--- START ---
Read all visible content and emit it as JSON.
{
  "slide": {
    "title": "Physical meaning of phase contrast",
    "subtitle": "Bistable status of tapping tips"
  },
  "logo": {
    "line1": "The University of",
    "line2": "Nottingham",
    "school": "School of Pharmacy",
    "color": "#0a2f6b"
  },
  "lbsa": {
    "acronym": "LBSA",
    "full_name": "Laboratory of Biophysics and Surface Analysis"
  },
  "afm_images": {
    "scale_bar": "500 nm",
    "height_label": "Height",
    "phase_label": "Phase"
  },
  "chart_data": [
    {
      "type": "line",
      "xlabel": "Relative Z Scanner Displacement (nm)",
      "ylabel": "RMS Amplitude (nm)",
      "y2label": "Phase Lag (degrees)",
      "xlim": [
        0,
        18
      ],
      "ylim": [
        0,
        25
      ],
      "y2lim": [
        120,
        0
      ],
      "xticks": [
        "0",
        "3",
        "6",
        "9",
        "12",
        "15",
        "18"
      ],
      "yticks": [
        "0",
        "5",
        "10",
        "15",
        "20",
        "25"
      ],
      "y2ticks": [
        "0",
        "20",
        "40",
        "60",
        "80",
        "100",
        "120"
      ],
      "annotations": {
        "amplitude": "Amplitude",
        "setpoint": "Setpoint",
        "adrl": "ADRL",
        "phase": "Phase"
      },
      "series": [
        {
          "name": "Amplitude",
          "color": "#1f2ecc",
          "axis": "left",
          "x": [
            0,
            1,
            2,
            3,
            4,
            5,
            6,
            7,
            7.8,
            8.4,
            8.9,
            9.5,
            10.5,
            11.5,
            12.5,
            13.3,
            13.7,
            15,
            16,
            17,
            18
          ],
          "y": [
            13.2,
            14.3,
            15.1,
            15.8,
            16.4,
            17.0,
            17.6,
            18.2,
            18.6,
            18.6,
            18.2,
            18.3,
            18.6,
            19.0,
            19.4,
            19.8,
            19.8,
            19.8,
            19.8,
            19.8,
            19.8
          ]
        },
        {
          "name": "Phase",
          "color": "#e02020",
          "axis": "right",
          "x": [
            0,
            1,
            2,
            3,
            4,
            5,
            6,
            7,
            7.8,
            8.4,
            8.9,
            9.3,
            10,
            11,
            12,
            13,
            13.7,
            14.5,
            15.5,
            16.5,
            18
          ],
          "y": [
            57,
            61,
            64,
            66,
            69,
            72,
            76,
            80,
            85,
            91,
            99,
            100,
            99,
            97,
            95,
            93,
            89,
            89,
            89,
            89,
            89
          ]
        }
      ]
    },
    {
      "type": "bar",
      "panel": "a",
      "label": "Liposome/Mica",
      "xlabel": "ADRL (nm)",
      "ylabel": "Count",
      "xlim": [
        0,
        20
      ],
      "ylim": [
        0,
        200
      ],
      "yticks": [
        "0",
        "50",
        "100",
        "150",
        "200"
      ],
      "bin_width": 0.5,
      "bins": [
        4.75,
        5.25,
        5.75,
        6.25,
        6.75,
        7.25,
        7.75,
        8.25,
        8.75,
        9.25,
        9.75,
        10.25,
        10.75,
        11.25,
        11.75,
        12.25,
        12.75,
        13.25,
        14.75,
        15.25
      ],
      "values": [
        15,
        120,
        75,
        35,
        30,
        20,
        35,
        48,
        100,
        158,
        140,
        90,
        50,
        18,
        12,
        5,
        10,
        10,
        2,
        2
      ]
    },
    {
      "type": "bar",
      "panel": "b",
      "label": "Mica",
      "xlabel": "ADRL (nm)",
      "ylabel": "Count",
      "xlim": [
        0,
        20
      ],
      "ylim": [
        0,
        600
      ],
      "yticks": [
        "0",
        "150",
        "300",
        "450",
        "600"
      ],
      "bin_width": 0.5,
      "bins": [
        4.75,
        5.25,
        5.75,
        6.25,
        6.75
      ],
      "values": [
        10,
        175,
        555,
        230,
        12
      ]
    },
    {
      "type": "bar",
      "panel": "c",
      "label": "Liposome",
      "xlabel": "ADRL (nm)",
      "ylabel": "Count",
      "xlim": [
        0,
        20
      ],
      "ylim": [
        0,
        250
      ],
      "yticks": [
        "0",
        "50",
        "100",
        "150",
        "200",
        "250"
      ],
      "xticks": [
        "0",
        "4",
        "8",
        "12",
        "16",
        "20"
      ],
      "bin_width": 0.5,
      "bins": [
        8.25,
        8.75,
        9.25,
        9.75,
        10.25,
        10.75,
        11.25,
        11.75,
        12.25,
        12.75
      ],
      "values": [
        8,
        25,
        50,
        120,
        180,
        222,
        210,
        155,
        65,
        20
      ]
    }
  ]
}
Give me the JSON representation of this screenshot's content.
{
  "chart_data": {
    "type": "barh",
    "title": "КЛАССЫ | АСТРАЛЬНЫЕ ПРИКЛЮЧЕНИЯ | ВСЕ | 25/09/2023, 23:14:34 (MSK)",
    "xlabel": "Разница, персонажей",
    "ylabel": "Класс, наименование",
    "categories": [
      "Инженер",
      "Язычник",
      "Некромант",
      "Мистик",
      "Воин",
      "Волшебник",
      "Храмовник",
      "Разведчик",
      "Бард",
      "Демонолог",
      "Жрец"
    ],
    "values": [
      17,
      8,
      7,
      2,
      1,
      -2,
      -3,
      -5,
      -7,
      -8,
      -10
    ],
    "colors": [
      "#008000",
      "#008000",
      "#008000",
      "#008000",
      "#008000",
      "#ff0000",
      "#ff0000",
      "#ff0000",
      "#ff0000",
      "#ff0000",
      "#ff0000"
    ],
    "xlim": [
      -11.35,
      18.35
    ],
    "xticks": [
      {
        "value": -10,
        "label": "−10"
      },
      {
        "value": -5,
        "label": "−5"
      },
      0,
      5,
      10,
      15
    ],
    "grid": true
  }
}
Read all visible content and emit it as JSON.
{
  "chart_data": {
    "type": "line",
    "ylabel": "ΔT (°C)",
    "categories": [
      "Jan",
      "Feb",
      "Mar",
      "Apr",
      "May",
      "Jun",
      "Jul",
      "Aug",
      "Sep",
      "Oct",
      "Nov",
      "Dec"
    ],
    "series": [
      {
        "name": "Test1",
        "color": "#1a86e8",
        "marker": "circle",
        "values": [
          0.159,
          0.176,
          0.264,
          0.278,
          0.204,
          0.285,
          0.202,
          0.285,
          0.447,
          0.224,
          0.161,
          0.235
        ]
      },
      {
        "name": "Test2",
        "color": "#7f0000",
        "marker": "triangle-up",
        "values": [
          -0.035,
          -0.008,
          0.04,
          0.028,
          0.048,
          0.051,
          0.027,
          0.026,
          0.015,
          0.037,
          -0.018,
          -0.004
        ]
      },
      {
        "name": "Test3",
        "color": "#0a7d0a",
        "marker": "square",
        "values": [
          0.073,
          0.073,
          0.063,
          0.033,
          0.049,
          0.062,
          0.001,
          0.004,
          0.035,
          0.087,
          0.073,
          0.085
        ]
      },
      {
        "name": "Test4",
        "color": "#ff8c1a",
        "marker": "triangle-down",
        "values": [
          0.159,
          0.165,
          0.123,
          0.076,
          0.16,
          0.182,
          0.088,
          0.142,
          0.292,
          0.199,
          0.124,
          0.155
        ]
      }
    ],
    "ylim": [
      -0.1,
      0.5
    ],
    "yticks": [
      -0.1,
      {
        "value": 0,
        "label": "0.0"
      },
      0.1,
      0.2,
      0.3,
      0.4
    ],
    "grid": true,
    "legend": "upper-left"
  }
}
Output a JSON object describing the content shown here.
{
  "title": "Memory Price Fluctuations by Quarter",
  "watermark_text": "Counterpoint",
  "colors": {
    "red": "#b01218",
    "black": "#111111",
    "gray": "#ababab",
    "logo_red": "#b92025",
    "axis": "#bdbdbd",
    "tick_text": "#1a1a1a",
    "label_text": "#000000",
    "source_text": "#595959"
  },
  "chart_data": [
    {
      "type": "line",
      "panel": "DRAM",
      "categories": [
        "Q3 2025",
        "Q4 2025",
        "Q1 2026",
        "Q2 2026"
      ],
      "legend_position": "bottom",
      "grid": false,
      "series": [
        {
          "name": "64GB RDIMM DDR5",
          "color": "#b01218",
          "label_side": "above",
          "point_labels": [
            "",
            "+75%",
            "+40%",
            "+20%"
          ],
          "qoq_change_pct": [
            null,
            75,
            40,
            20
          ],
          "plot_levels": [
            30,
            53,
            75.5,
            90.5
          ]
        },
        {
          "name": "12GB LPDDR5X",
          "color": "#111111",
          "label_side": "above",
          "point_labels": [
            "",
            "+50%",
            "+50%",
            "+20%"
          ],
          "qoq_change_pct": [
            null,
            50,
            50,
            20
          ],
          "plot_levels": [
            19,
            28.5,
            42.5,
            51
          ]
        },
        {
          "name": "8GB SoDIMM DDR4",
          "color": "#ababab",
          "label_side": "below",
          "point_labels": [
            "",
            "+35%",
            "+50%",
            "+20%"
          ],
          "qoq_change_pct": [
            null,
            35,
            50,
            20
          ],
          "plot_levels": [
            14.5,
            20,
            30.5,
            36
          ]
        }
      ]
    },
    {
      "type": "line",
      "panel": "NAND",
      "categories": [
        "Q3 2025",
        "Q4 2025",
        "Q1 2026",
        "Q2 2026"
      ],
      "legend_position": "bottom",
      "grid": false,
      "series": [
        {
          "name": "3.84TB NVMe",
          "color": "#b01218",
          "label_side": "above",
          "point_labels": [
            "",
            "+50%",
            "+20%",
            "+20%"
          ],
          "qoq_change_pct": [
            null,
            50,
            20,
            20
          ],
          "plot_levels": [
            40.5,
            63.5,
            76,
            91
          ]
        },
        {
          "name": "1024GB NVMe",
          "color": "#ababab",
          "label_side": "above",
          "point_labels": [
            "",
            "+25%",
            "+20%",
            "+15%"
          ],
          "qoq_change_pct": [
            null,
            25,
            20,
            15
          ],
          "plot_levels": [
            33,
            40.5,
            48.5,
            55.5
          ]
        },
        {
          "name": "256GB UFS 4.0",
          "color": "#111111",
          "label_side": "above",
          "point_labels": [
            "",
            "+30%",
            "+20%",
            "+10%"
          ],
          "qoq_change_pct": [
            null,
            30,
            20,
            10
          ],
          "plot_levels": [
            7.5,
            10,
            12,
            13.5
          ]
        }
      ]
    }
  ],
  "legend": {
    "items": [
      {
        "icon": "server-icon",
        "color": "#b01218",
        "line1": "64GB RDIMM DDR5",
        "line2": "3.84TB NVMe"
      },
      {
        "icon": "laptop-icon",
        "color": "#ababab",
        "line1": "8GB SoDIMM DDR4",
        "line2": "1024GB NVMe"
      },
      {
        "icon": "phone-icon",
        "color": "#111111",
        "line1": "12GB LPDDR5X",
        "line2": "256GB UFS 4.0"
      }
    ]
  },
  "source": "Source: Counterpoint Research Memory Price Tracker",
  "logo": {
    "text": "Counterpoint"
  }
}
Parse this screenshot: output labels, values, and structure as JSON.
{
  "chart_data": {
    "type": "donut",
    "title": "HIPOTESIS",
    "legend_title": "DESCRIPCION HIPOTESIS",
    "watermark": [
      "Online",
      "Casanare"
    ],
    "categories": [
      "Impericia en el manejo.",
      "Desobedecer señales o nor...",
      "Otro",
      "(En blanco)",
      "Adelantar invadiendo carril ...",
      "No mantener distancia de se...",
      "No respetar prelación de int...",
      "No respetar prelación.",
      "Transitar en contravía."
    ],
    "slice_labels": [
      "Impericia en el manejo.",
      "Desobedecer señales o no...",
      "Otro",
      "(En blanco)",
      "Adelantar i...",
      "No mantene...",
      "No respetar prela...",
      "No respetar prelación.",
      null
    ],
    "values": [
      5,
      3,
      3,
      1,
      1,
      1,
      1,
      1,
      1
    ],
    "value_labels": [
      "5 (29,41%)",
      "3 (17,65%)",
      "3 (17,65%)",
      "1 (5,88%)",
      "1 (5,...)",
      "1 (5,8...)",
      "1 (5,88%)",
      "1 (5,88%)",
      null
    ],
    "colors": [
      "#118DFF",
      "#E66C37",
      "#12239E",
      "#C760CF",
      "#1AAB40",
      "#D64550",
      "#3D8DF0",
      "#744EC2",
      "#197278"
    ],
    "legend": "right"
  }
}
--- END ---
> **To be done**
Of the lines in this listing, how many contain "Price"? Reply with the number and nothing more.

> **Answer**
2